LIRA DOS TRINTA ANOS

Walter de Queiroz Guerreiro


Era 1968. O dia um fim de semana, sexta ou sábado sem hora marcada, open-house na casa de Savério Castellano. Chamo de open-house, sem a pretensão que depois se tornou comum, das reuniões pretensamente informais que foram a tônica dos yuppies nos anos oitenta. Savério realmente recebia de casa e braços abertos todos os amigos, conhecidos dos amigos, artistas, intelectuais de todos os matizes, alunos, qualquer um que quisesse bater papo, beber, viajar na fumaça acre-azulada na grande casa do Sumaré.
Para aqueles que não o conheceram, Savério era um excepcional gravador, pintor e litógrafo meticuloso, autor de trabalho requintado na execução e enxuto na forma, amigo de Mario Gruber e um dos pioneiros no uso da computação em arte. Em torno de Savério ou envolvidos por uma ligação inexplicável orbitavam figuras como Mário Schemberg, físico nuclear e teórico da arte, Fernando Novaes, titular de História na USP, Wesley Duke Lee que criava as primeiras “instalações” no Brasil e tantos outros. Naquelas amplas varandas e salas, deitados nas redes, esparramados nos sofás, agrupados nos corredores trocavam-se idéias, opiniões e teorias eram formuladas que o tempo se encarregaria de refutar, e agora passados trinta anos, na maior parte confirmar.
Entre uspianos e puquianos encontrei Savério que me apresentou uma figura alta e atlética, irradiando simpatia e envolvido em grande discussão sobre a força da palavra: era Lindolf Bell. A seu lado, sorrindo da veemência, uma jovem morena que era sua musa, Anna Maria Kieffer, hoje uma das maiores soprano-lírica brasileiras. O interlocutor centro da polêmica com Bell era jovem dândi, artista e que se tornaria crítico de arte, Olney Krüse. Olney construíra naquela ocasião uma série de trabalhos combinando pintura, escultura e textos, no caso poemas, o que hoje chamaria arte-objeto, verdadeiras colagens tridimensionais, em que as relações estruturais, através de metalinguagem, criavam novos significados para os símbolos empregados.
A questão era exatamente essa, qual a necessidade de texto como suporte do discurso plástico. Bell condenava o uso do texto para explicar ou reforçar algo que deveria estar contido na própria linguagem plástica e afirmava categoricamente
que a palavra deveria ser respeitada, que ela em si se bastava. Sua defesa era um discurso pelo uso contido, pela busca da essência subjacente na palavra, aproximava-se até dos poetas concretistas então em voga, mas ia mais fundo porque sua defesa não era apenas pela forma, pelo estético da palavra e sim pelo conteúdo poético que habitava o sentido.

Enunciado 1: Reproduza fielmente o trecho do relato sobre a casa de Savério Castellano que vai de "Entre uspianos e" até "os símbolos empregados.", inclusive.
Enunciado 2: Prossiga a redação do relato sobre a casa de Savério Castellano, iniciando logo após a última frase apresentada.

Dados fornecidos:
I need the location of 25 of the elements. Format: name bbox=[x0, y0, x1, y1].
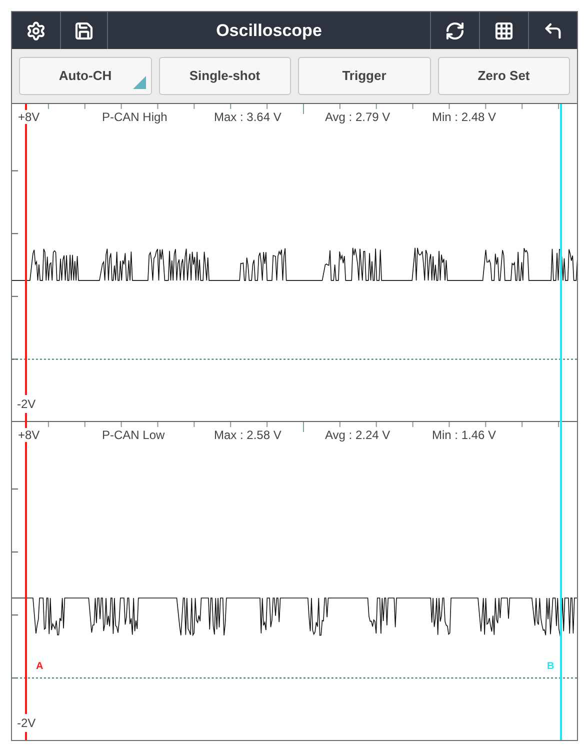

Resposta redigida 1:
Entre uspianos e puquianos encontrei Savério que me apresentou uma figura alta e atlética, irradiando simpatia e envolvido em grande discussão sobre a força da palavra: era Lindolf Bell. A seu lado, sorrindo da veemência, uma jovem morena que era sua musa, Anna Maria Kieffer, hoje uma das maiores soprano-lírica brasileiras. O interlocutor centro da polêmica com Bell era jovem dândi, artista e que se tornaria crítico de arte, Olney Krüse. Olney construíra naquela ocasião uma série de trabalhos combinando pintura, escultura e textos, no caso poemas, o que hoje chamaria arte-objeto, verdadeiras colagens tridimensionais, em que as relações estruturais, através de metalinguagem, criavam novos significados para os símbolos empregados.

Resposta redigida 2:
Juntou-se então o Bira, Ubirajara Ribeiro, igualmente artista e arquiteto, afirmando que o que interessava era o registro do momento, a palavra escrita que aliás ele empregava em abundância, sendo o registro do fluxo da vida, afirmação da presença do artista e do homem como ser. Wesley ao seu lado jogava tudo para o ar, dizendo que tudo não passava de mero detalhe, que a arte é muito maior que a presença ou ausência da palavra, e que em arte tudo é soma.
Penso na palavra destino, e naquele momento mágico de encontro de mentalidades tão diversas, da discussão aberta em torno de algo tão singelo quanto a palavra e daquilo que só fui aprender muito mais tarde lendo os textos sufi, da criação divina do verbo. Que contribuições e quantas contradições criadas naquela dialética, grande renovação humanista naquele encontro. A convergência de ciência e arte, do raciocínio lógico da ciência pura e do pensamento filosófico seria hoje bastante inconcebível, dentro da compartimentação nas esferas do conhecimento.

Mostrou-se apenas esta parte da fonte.